Problem to solve: Your task is to retype each line of the data below exactly.

Records for this exercise:
Begin

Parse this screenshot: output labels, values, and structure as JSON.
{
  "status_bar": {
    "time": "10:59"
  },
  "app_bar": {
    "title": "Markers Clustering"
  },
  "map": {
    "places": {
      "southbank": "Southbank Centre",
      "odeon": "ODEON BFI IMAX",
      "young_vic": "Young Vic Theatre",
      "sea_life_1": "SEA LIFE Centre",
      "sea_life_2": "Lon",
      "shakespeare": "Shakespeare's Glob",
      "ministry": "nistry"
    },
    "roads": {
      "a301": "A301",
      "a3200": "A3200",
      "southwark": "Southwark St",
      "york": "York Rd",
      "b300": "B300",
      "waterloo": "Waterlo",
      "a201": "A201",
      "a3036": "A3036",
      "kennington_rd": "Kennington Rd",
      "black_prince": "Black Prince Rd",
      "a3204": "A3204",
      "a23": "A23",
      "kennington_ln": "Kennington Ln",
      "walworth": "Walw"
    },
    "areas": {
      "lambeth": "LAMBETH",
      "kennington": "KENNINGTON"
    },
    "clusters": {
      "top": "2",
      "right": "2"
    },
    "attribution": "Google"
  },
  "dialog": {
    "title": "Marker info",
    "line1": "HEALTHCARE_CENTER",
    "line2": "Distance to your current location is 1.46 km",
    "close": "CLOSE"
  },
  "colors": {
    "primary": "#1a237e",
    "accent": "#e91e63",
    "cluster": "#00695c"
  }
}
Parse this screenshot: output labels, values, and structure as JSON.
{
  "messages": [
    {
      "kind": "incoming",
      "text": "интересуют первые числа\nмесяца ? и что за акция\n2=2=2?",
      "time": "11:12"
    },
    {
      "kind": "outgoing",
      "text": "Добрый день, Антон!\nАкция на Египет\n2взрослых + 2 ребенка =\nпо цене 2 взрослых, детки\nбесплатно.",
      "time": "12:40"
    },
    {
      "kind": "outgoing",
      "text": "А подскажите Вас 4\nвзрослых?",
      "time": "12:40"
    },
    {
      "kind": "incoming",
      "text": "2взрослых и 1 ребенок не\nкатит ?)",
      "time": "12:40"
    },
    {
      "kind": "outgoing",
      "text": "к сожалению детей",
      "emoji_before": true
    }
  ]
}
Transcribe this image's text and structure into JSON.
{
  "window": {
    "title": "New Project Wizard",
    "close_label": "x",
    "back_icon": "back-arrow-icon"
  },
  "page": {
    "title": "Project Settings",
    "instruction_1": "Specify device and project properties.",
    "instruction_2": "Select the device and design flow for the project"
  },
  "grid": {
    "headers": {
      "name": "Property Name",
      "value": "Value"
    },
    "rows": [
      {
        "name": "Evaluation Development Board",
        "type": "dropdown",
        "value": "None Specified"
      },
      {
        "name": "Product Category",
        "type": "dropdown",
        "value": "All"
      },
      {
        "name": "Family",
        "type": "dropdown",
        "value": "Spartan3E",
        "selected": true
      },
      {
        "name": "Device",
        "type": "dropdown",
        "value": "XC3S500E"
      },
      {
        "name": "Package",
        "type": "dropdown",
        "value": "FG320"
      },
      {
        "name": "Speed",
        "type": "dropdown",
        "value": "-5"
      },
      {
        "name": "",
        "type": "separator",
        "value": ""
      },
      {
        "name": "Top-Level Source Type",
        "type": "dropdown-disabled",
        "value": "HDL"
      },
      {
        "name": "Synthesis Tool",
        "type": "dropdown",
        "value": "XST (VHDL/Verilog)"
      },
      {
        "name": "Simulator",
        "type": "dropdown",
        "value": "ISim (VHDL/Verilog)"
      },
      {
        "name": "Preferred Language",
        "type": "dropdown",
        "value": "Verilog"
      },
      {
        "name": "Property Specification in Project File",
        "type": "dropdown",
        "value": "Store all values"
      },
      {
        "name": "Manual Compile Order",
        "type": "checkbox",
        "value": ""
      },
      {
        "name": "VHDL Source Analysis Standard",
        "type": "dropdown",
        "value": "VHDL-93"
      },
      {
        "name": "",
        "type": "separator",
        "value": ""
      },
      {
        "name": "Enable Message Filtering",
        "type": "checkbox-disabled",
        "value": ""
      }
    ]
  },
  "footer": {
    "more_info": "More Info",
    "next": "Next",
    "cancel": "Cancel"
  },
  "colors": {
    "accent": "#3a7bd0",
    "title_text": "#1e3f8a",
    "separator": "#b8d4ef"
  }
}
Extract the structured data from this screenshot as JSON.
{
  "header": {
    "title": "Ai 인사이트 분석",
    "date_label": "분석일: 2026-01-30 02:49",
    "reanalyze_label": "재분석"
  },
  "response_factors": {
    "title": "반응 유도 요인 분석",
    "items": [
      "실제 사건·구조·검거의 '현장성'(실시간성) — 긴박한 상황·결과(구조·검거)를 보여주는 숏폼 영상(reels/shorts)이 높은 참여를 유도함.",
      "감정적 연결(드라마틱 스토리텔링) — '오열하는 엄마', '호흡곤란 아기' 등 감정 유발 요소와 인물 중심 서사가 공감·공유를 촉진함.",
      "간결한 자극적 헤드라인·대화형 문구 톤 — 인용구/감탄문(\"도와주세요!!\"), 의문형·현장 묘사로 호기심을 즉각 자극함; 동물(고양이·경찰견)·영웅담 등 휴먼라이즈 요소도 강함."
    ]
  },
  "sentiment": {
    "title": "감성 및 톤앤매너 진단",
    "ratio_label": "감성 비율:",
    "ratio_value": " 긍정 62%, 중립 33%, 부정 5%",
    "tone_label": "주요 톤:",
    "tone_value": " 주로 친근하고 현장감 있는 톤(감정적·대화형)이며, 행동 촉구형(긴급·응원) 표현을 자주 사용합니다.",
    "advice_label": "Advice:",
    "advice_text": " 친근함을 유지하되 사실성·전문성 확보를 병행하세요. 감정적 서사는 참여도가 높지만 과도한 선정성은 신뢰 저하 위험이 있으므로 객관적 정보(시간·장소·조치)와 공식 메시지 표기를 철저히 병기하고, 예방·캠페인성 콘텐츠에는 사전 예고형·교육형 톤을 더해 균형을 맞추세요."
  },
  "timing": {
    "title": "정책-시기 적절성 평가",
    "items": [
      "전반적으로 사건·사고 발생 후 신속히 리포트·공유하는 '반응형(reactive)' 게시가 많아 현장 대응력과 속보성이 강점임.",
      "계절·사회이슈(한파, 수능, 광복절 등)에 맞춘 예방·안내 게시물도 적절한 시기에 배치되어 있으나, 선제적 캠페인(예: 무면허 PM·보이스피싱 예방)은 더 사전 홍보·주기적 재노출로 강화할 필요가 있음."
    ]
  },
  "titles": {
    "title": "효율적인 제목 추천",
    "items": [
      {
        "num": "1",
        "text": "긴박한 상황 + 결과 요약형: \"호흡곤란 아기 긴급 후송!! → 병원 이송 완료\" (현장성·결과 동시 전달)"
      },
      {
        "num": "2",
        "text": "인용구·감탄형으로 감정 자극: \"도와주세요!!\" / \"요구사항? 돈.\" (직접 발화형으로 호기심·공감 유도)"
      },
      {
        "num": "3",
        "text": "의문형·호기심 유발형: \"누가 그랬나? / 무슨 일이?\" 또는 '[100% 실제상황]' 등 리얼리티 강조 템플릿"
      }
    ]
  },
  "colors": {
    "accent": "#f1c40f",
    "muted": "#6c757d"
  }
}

End

Output of the task:
Parse this screenshot: output labels, values, and structure as JSON.
{
  "status_bar": {
    "time": "10:59"
  },
  "app_bar": {
    "title": "Markers Clustering"
  },
  "map": {
    "places": {
      "southbank": "Southbank Centre",
      "odeon": "ODEON BFI IMAX",
      "young_vic": "Young Vic Theatre",
      "sea_life_1": "SEA LIFE Centre",
      "sea_life_2": "Lon",
      "shakespeare": "Shakespeare's Glob",
      "ministry": "nistry"
    },
    "roads": {
      "a301": "A301",
      "a3200": "A3200",
      "southwark": "Southwark St",
      "york": "York Rd",
      "b300": "B300",
      "waterloo": "Waterlo",
      "a201": "A201",
      "a3036": "A3036",
      "kennington_rd": "Kennington Rd",
      "black_prince": "Black Prince Rd",
      "a3204": "A3204",
      "a23": "A23",
      "kennington_ln": "Kennington Ln",
      "walworth": "Walw"
    },
    "areas": {
      "lambeth": "LAMBETH",
      "kennington": "KENNINGTON"
    },
    "clusters": {
      "top": "2",
      "right": "2"
    },
    "attribution": "Google"
  },
  "dialog": {
    "title": "Marker info",
    "line1": "HEALTHCARE_CENTER",
    "line2": "Distance to your current location is 1.46 km",
    "close": "CLOSE"
  },
  "colors": {
    "primary": "#1a237e",
    "accent": "#e91e63",
    "cluster": "#00695c"
  }
}
Parse this screenshot: output labels, values, and structure as JSON.
{
  "messages": [
    {
      "kind": "incoming",
      "text": "интересуют первые числа\nмесяца ? и что за акция\n2=2=2?",
      "time": "11:12"
    },
    {
      "kind": "outgoing",
      "text": "Добрый день, Антон!\nАкция на Египет\n2взрослых + 2 ребенка =\nпо цене 2 взрослых, детки\nбесплатно.",
      "time": "12:40"
    },
    {
      "kind": "outgoing",
      "text": "А подскажите Вас 4\nвзрослых?",
      "time": "12:40"
    },
    {
      "kind": "incoming",
      "text": "2взрослых и 1 ребенок не\nкатит ?)",
      "time": "12:40"
    },
    {
      "kind": "outgoing",
      "text": "к сожалению детей",
      "emoji_before": true
    }
  ]
}
Transcribe this image's text and structure into JSON.
{
  "window": {
    "title": "New Project Wizard",
    "close_label": "x",
    "back_icon": "back-arrow-icon"
  },
  "page": {
    "title": "Project Settings",
    "instruction_1": "Specify device and project properties.",
    "instruction_2": "Select the device and design flow for the project"
  },
  "grid": {
    "headers": {
      "name": "Property Name",
      "value": "Value"
    },
    "rows": [
      {
        "name": "Evaluation Development Board",
        "type": "dropdown",
        "value": "None Specified"
      },
      {
        "name": "Product Category",
        "type": "dropdown",
        "value": "All"
      },
      {
        "name": "Family",
        "type": "dropdown",
        "value": "Spartan3E",
        "selected": true
      },
      {
        "name": "Device",
        "type": "dropdown",
        "value": "XC3S500E"
      },
      {
        "name": "Package",
        "type": "dropdown",
        "value": "FG320"
      },
      {
        "name": "Speed",
        "type": "dropdown",
        "value": "-5"
      },
      {
        "name": "",
        "type": "separator",
        "value": ""
      },
      {
        "name": "Top-Level Source Type",
        "type": "dropdown-disabled",
        "value": "HDL"
      },
      {
        "name": "Synthesis Tool",
        "type": "dropdown",
        "value": "XST (VHDL/Verilog)"
      },
      {
        "name": "Simulator",
        "type": "dropdown",
        "value": "ISim (VHDL/Verilog)"
      },
      {
        "name": "Preferred Language",
        "type": "dropdown",
        "value": "Verilog"
      },
      {
        "name": "Property Specification in Project File",
        "type": "dropdown",
        "value": "Store all values"
      },
      {
        "name": "Manual Compile Order",
        "type": "checkbox",
        "value": ""
      },
      {
        "name": "VHDL Source Analysis Standard",
        "type": "dropdown",
        "value": "VHDL-93"
      },
      {
        "name": "",
        "type": "separator",
        "value": ""
      },
      {
        "name": "Enable Message Filtering",
        "type": "checkbox-disabled",
        "value": ""
      }
    ]
  },
  "footer": {
    "more_info": "More Info",
    "next": "Next",
    "cancel": "Cancel"
  },
  "colors": {
    "accent": "#3a7bd0",
    "title_text": "#1e3f8a",
    "separator": "#b8d4ef"
  }
}
Extract the structured data from this screenshot as JSON.
{
  "header": {
    "title": "Ai 인사이트 분석",
    "date_label": "분석일: 2026-01-30 02:49",
    "reanalyze_label": "재분석"
  },
  "response_factors": {
    "title": "반응 유도 요인 분석",
    "items": [
      "실제 사건·구조·검거의 '현장성'(실시간성) — 긴박한 상황·결과(구조·검거)를 보여주는 숏폼 영상(reels/shorts)이 높은 참여를 유도함.",
      "감정적 연결(드라마틱 스토리텔링) — '오열하는 엄마', '호흡곤란 아기' 등 감정 유발 요소와 인물 중심 서사가 공감·공유를 촉진함.",
      "간결한 자극적 헤드라인·대화형 문구 톤 — 인용구/감탄문(\"도와주세요!!\"), 의문형·현장 묘사로 호기심을 즉각 자극함; 동물(고양이·경찰견)·영웅담 등 휴먼라이즈 요소도 강함."
    ]
  },
  "sentiment": {
    "title": "감성 및 톤앤매너 진단",
    "ratio_label": "감성 비율:",
    "ratio_value": " 긍정 62%, 중립 33%, 부정 5%",
    "tone_label": "주요 톤:",
    "tone_value": " 주로 친근하고 현장감 있는 톤(감정적·대화형)이며, 행동 촉구형(긴급·응원) 표현을 자주 사용합니다.",
    "advice_label": "Advice:",
    "advice_text": " 친근함을 유지하되 사실성·전문성 확보를 병행하세요. 감정적 서사는 참여도가 높지만 과도한 선정성은 신뢰 저하 위험이 있으므로 객관적 정보(시간·장소·조치)와 공식 메시지 표기를 철저히 병기하고, 예방·캠페인성 콘텐츠에는 사전 예고형·교육형 톤을 더해 균형을 맞추세요."
  },
  "timing": {
    "title": "정책-시기 적절성 평가",
    "items": [
      "전반적으로 사건·사고 발생 후 신속히 리포트·공유하는 '반응형(reactive)' 게시가 많아 현장 대응력과 속보성이 강점임.",
      "계절·사회이슈(한파, 수능, 광복절 등)에 맞춘 예방·안내 게시물도 적절한 시기에 배치되어 있으나, 선제적 캠페인(예: 무면허 PM·보이스피싱 예방)은 더 사전 홍보·주기적 재노출로 강화할 필요가 있음."
    ]
  },
  "titles": {
    "title": "효율적인 제목 추천",
    "items": [
      {
        "num": "1",
        "text": "긴박한 상황 + 결과 요약형: \"호흡곤란 아기 긴급 후송!! → 병원 이송 완료\" (현장성·결과 동시 전달)"
      },
      {
        "num": "2",
        "text": "인용구·감탄형으로 감정 자극: \"도와주세요!!\" / \"요구사항? 돈.\" (직접 발화형으로 호기심·공감 유도)"
      },
      {
        "num": "3",
        "text": "의문형·호기심 유발형: \"누가 그랬나? / 무슨 일이?\" 또는 '[100% 실제상황]' 등 리얼리티 강조 템플릿"
      }
    ]
  },
  "colors": {
    "accent": "#f1c40f",
    "muted": "#6c757d"
  }
}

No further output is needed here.